** Problem description **
Repeat the material exactly, every line of it.

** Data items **
#####
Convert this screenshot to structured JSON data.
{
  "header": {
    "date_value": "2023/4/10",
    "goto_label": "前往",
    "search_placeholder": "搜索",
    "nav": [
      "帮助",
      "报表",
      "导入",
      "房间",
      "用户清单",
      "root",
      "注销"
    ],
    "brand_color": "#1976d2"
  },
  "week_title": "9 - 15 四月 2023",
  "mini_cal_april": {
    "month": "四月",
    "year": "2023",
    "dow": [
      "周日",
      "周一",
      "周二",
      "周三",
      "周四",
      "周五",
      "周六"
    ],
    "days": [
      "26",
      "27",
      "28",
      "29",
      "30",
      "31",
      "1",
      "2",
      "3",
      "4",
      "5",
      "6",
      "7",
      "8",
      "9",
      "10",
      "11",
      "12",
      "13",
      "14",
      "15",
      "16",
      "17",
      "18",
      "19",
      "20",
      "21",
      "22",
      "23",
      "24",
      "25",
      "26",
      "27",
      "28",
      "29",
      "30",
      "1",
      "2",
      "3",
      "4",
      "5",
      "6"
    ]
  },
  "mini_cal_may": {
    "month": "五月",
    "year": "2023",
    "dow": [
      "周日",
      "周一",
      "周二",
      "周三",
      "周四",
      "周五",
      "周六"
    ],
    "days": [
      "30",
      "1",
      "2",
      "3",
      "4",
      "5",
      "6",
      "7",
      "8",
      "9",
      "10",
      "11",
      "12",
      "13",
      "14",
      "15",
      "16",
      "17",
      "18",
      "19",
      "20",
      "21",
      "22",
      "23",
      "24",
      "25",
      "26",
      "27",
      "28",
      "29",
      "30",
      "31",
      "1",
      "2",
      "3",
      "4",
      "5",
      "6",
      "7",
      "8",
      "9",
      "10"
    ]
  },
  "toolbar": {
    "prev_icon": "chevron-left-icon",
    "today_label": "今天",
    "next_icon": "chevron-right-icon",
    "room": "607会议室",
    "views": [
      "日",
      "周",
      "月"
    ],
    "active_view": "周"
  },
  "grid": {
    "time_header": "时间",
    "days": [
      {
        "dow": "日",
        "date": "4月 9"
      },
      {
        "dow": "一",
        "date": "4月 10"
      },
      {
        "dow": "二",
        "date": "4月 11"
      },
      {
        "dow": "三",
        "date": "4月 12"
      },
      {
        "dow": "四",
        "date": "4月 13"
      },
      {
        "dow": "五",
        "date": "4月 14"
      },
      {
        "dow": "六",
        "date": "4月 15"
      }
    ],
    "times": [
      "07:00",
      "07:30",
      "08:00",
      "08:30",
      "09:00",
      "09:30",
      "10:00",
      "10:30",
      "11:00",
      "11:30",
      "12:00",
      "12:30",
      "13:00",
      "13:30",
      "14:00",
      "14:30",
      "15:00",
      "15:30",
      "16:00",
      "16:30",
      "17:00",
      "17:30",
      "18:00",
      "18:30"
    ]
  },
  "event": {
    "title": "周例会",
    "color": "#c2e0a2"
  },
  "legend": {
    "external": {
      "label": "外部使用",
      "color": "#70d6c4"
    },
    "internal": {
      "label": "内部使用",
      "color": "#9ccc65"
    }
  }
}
#####
** Answer to the task **
Convert this screenshot to structured JSON data.
{
  "header": {
    "date_value": "2023/4/10",
    "goto_label": "前往",
    "search_placeholder": "搜索",
    "nav": [
      "帮助",
      "报表",
      "导入",
      "房间",
      "用户清单",
      "root",
      "注销"
    ],
    "brand_color": "#1976d2"
  },
  "week_title": "9 - 15 四月 2023",
  "mini_cal_april": {
    "month": "四月",
    "year": "2023",
    "dow": [
      "周日",
      "周一",
      "周二",
      "周三",
      "周四",
      "周五",
      "周六"
    ],
    "days": [
      "26",
      "27",
      "28",
      "29",
      "30",
      "31",
      "1",
      "2",
      "3",
      "4",
      "5",
      "6",
      "7",
      "8",
      "9",
      "10",
      "11",
      "12",
      "13",
      "14",
      "15",
      "16",
      "17",
      "18",
      "19",
      "20",
      "21",
      "22",
      "23",
      "24",
      "25",
      "26",
      "27",
      "28",
      "29",
      "30",
      "1",
      "2",
      "3",
      "4",
      "5",
      "6"
    ]
  },
  "mini_cal_may": {
    "month": "五月",
    "year": "2023",
    "dow": [
      "周日",
      "周一",
      "周二",
      "周三",
      "周四",
      "周五",
      "周六"
    ],
    "days": [
      "30",
      "1",
      "2",
      "3",
      "4",
      "5",
      "6",
      "7",
      "8",
      "9",
      "10",
      "11",
      "12",
      "13",
      "14",
      "15",
      "16",
      "17",
      "18",
      "19",
      "20",
      "21",
      "22",
      "23",
      "24",
      "25",
      "26",
      "27",
      "28",
      "29",
      "30",
      "31",
      "1",
      "2",
      "3",
      "4",
      "5",
      "6",
      "7",
      "8",
      "9",
      "10"
    ]
  },
  "toolbar": {
    "prev_icon": "chevron-left-icon",
    "today_label": "今天",
    "next_icon": "chevron-right-icon",
    "room": "607会议室",
    "views": [
      "日",
      "周",
      "月"
    ],
    "active_view": "周"
  },
  "grid": {
    "time_header": "时间",
    "days": [
      {
        "dow": "日",
        "date": "4月 9"
      },
      {
        "dow": "一",
        "date": "4月 10"
      },
      {
        "dow": "二",
        "date": "4月 11"
      },
      {
        "dow": "三",
        "date": "4月 12"
      },
      {
        "dow": "四",
        "date": "4月 13"
      },
      {
        "dow": "五",
        "date": "4月 14"
      },
      {
        "dow": "六",
        "date": "4月 15"
      }
    ],
    "times": [
      "07:00",
      "07:30",
      "08:00",
      "08:30",
      "09:00",
      "09:30",
      "10:00",
      "10:30",
      "11:00",
      "11:30",
      "12:00",
      "12:30",
      "13:00",
      "13:30",
      "14:00",
      "14:30",
      "15:00",
      "15:30",
      "16:00",
      "16:30",
      "17:00",
      "17:30",
      "18:00",
      "18:30"
    ]
  },
  "event": {
    "title": "周例会",
    "color": "#c2e0a2"
  },
  "legend": {
    "external": {
      "label": "外部使用",
      "color": "#70d6c4"
    },
    "internal": {
      "label": "内部使用",
      "color": "#9ccc65"
    }
  }
}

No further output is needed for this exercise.